[Structured figure records]
'''

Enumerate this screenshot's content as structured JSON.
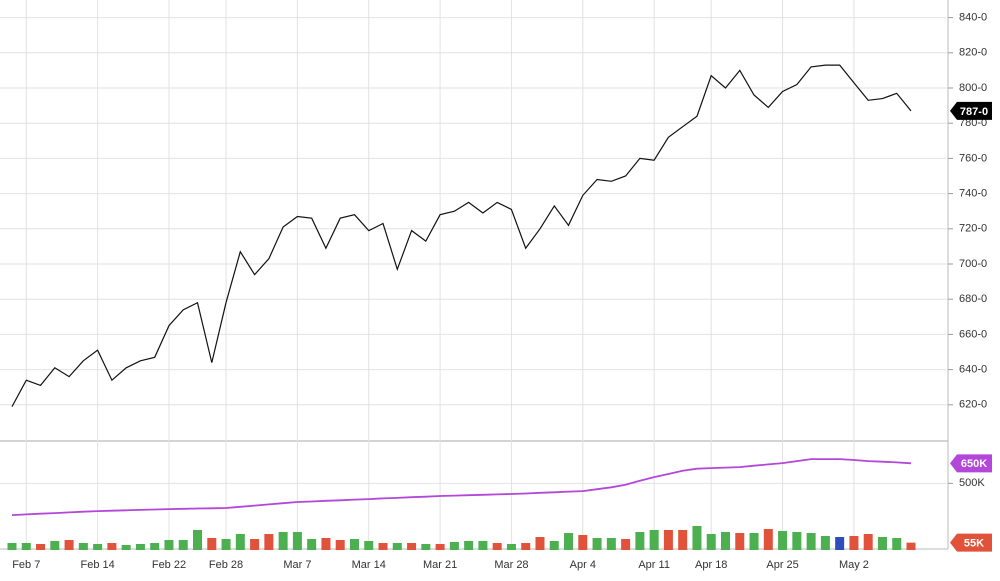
{
  "chart_data": [
    {
      "type": "line",
      "ylim": [
        600,
        850
      ],
      "yticks": [
        {
          "value": 620,
          "label": "620-0"
        },
        {
          "value": 640,
          "label": "640-0"
        },
        {
          "value": 660,
          "label": "660-0"
        },
        {
          "value": 680,
          "label": "680-0"
        },
        {
          "value": 700,
          "label": "700-0"
        },
        {
          "value": 720,
          "label": "720-0"
        },
        {
          "value": 740,
          "label": "740-0"
        },
        {
          "value": 760,
          "label": "760-0"
        },
        {
          "value": 780,
          "label": "780-0"
        },
        {
          "value": 800,
          "label": "800-0"
        },
        {
          "value": 820,
          "label": "820-0"
        },
        {
          "value": 840,
          "label": "840-0"
        }
      ],
      "grid": true,
      "series": [
        {
          "color": "#111111",
          "last_label": "787-0",
          "values": [
            619,
            634,
            631,
            641,
            636,
            645,
            651,
            634,
            641,
            645,
            647,
            665,
            674,
            678,
            644,
            678,
            707,
            694,
            703,
            721,
            727,
            726,
            709,
            726,
            728,
            719,
            723,
            697,
            719,
            713,
            728,
            730,
            735,
            729,
            735,
            731,
            709,
            720,
            733,
            722,
            739,
            748,
            747,
            750,
            760,
            759,
            772,
            778,
            784,
            807,
            800,
            810,
            796,
            789,
            798,
            802,
            812,
            813,
            813,
            803,
            793,
            794,
            797,
            787
          ]
        }
      ]
    },
    {
      "type": "bar",
      "categories": [
        null,
        "Feb 7",
        null,
        null,
        null,
        null,
        "Feb 14",
        null,
        null,
        null,
        null,
        "Feb 22",
        null,
        null,
        null,
        "Feb 28",
        null,
        null,
        null,
        null,
        "Mar 7",
        null,
        null,
        null,
        null,
        "Mar 14",
        null,
        null,
        null,
        null,
        "Mar 21",
        null,
        null,
        null,
        null,
        "Mar 28",
        null,
        null,
        null,
        null,
        "Apr 4",
        null,
        null,
        null,
        null,
        "Apr 11",
        null,
        null,
        null,
        "Apr 18",
        null,
        null,
        null,
        null,
        "Apr 25",
        null,
        null,
        null,
        null,
        "May 2",
        null,
        null,
        null,
        null
      ],
      "ylim": [
        0,
        810000
      ],
      "yticks": [
        {
          "value": 500000,
          "label": "500K"
        }
      ],
      "grid": true,
      "series": [
        {
          "type": "bar",
          "last_label": "55K",
          "colors": [
            "#4caf50",
            "#4caf50",
            "#e0533a",
            "#4caf50",
            "#e0533a",
            "#4caf50",
            "#4caf50",
            "#e0533a",
            "#4caf50",
            "#4caf50",
            "#4caf50",
            "#4caf50",
            "#4caf50",
            "#4caf50",
            "#e0533a",
            "#4caf50",
            "#4caf50",
            "#e0533a",
            "#e0533a",
            "#4caf50",
            "#4caf50",
            "#4caf50",
            "#e0533a",
            "#e0533a",
            "#4caf50",
            "#4caf50",
            "#e0533a",
            "#4caf50",
            "#e0533a",
            "#4caf50",
            "#e0533a",
            "#4caf50",
            "#4caf50",
            "#4caf50",
            "#e0533a",
            "#4caf50",
            "#e0533a",
            "#e0533a",
            "#4caf50",
            "#4caf50",
            "#e0533a",
            "#4caf50",
            "#4caf50",
            "#e0533a",
            "#4caf50",
            "#4caf50",
            "#e0533a",
            "#e0533a",
            "#4caf50",
            "#4caf50",
            "#4caf50",
            "#e0533a",
            "#4caf50",
            "#e0533a",
            "#4caf50",
            "#4caf50",
            "#4caf50",
            "#4caf50",
            "#2e4db8",
            "#e0533a",
            "#e0533a",
            "#4caf50",
            "#4caf50",
            "#e0533a"
          ],
          "values": [
            52500,
            52500,
            45000,
            67500,
            75000,
            52500,
            45000,
            52500,
            37500,
            45000,
            52500,
            75000,
            75000,
            150000,
            90000,
            82500,
            120000,
            82500,
            120000,
            135000,
            135000,
            82500,
            90000,
            75000,
            82500,
            67500,
            52500,
            52500,
            52500,
            45000,
            45000,
            60000,
            67500,
            67500,
            52500,
            45000,
            52500,
            97500,
            67500,
            127500,
            112500,
            90000,
            90000,
            82500,
            135000,
            150000,
            150000,
            150000,
            180000,
            120000,
            135000,
            127500,
            127500,
            157500,
            142500,
            135000,
            127500,
            105000,
            97500,
            105000,
            120000,
            97500,
            90000,
            55000
          ]
        },
        {
          "type": "line",
          "color": "#b347d9",
          "last_label": "650K",
          "values": [
            262000,
            267000,
            272000,
            277000,
            282000,
            287000,
            292000,
            295000,
            298000,
            301000,
            304000,
            307000,
            309000,
            311000,
            313000,
            315000,
            324000,
            333000,
            342000,
            351000,
            360000,
            364000,
            369000,
            373000,
            378000,
            382000,
            387000,
            391000,
            396000,
            400000,
            405000,
            408000,
            411000,
            414000,
            417000,
            420000,
            424000,
            429000,
            433000,
            438000,
            442000,
            456000,
            470000,
            490000,
            520000,
            547000,
            570000,
            595000,
            610000,
            614000,
            618000,
            622000,
            632000,
            642000,
            652000,
            667000,
            682000,
            682000,
            682000,
            675000,
            667000,
            662000,
            657000,
            650000
          ]
        }
      ]
    }
  ]
}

'''

*Short task*
Reproduce all of the material exactly, apart from the pictures.

*Exercise result*
Enumerate this screenshot's content as structured JSON.
{
  "chart_data": [
    {
      "type": "line",
      "ylim": [
        600,
        850
      ],
      "yticks": [
        {
          "value": 620,
          "label": "620-0"
        },
        {
          "value": 640,
          "label": "640-0"
        },
        {
          "value": 660,
          "label": "660-0"
        },
        {
          "value": 680,
          "label": "680-0"
        },
        {
          "value": 700,
          "label": "700-0"
        },
        {
          "value": 720,
          "label": "720-0"
        },
        {
          "value": 740,
          "label": "740-0"
        },
        {
          "value": 760,
          "label": "760-0"
        },
        {
          "value": 780,
          "label": "780-0"
        },
        {
          "value": 800,
          "label": "800-0"
        },
        {
          "value": 820,
          "label": "820-0"
        },
        {
          "value": 840,
          "label": "840-0"
        }
      ],
      "grid": true,
      "series": [
        {
          "color": "#111111",
          "last_label": "787-0",
          "values": [
            619,
            634,
            631,
            641,
            636,
            645,
            651,
            634,
            641,
            645,
            647,
            665,
            674,
            678,
            644,
            678,
            707,
            694,
            703,
            721,
            727,
            726,
            709,
            726,
            728,
            719,
            723,
            697,
            719,
            713,
            728,
            730,
            735,
            729,
            735,
            731,
            709,
            720,
            733,
            722,
            739,
            748,
            747,
            750,
            760,
            759,
            772,
            778,
            784,
            807,
            800,
            810,
            796,
            789,
            798,
            802,
            812,
            813,
            813,
            803,
            793,
            794,
            797,
            787
          ]
        }
      ]
    },
    {
      "type": "bar",
      "categories": [
        null,
        "Feb 7",
        null,
        null,
        null,
        null,
        "Feb 14",
        null,
        null,
        null,
        null,
        "Feb 22",
        null,
        null,
        null,
        "Feb 28",
        null,
        null,
        null,
        null,
        "Mar 7",
        null,
        null,
        null,
        null,
        "Mar 14",
        null,
        null,
        null,
        null,
        "Mar 21",
        null,
        null,
        null,
        null,
        "Mar 28",
        null,
        null,
        null,
        null,
        "Apr 4",
        null,
        null,
        null,
        null,
        "Apr 11",
        null,
        null,
        null,
        "Apr 18",
        null,
        null,
        null,
        null,
        "Apr 25",
        null,
        null,
        null,
        null,
        "May 2",
        null,
        null,
        null,
        null
      ],
      "ylim": [
        0,
        810000
      ],
      "yticks": [
        {
          "value": 500000,
          "label": "500K"
        }
      ],
      "grid": true,
      "series": [
        {
          "type": "bar",
          "last_label": "55K",
          "colors": [
            "#4caf50",
            "#4caf50",
            "#e0533a",
            "#4caf50",
            "#e0533a",
            "#4caf50",
            "#4caf50",
            "#e0533a",
            "#4caf50",
            "#4caf50",
            "#4caf50",
            "#4caf50",
            "#4caf50",
            "#4caf50",
            "#e0533a",
            "#4caf50",
            "#4caf50",
            "#e0533a",
            "#e0533a",
            "#4caf50",
            "#4caf50",
            "#4caf50",
            "#e0533a",
            "#e0533a",
            "#4caf50",
            "#4caf50",
            "#e0533a",
            "#4caf50",
            "#e0533a",
            "#4caf50",
            "#e0533a",
            "#4caf50",
            "#4caf50",
            "#4caf50",
            "#e0533a",
            "#4caf50",
            "#e0533a",
            "#e0533a",
            "#4caf50",
            "#4caf50",
            "#e0533a",
            "#4caf50",
            "#4caf50",
            "#e0533a",
            "#4caf50",
            "#4caf50",
            "#e0533a",
            "#e0533a",
            "#4caf50",
            "#4caf50",
            "#4caf50",
            "#e0533a",
            "#4caf50",
            "#e0533a",
            "#4caf50",
            "#4caf50",
            "#4caf50",
            "#4caf50",
            "#2e4db8",
            "#e0533a",
            "#e0533a",
            "#4caf50",
            "#4caf50",
            "#e0533a"
          ],
          "values": [
            52500,
            52500,
            45000,
            67500,
            75000,
            52500,
            45000,
            52500,
            37500,
            45000,
            52500,
            75000,
            75000,
            150000,
            90000,
            82500,
            120000,
            82500,
            120000,
            135000,
            135000,
            82500,
            90000,
            75000,
            82500,
            67500,
            52500,
            52500,
            52500,
            45000,
            45000,
            60000,
            67500,
            67500,
            52500,
            45000,
            52500,
            97500,
            67500,
            127500,
            112500,
            90000,
            90000,
            82500,
            135000,
            150000,
            150000,
            150000,
            180000,
            120000,
            135000,
            127500,
            127500,
            157500,
            142500,
            135000,
            127500,
            105000,
            97500,
            105000,
            120000,
            97500,
            90000,
            55000
          ]
        },
        {
          "type": "line",
          "color": "#b347d9",
          "last_label": "650K",
          "values": [
            262000,
            267000,
            272000,
            277000,
            282000,
            287000,
            292000,
            295000,
            298000,
            301000,
            304000,
            307000,
            309000,
            311000,
            313000,
            315000,
            324000,
            333000,
            342000,
            351000,
            360000,
            364000,
            369000,
            373000,
            378000,
            382000,
            387000,
            391000,
            396000,
            400000,
            405000,
            408000,
            411000,
            414000,
            417000,
            420000,
            424000,
            429000,
            433000,
            438000,
            442000,
            456000,
            470000,
            490000,
            520000,
            547000,
            570000,
            595000,
            610000,
            614000,
            618000,
            622000,
            632000,
            642000,
            652000,
            667000,
            682000,
            682000,
            682000,
            675000,
            667000,
            662000,
            657000,
            650000
          ]
        }
      ]
    }
  ]
}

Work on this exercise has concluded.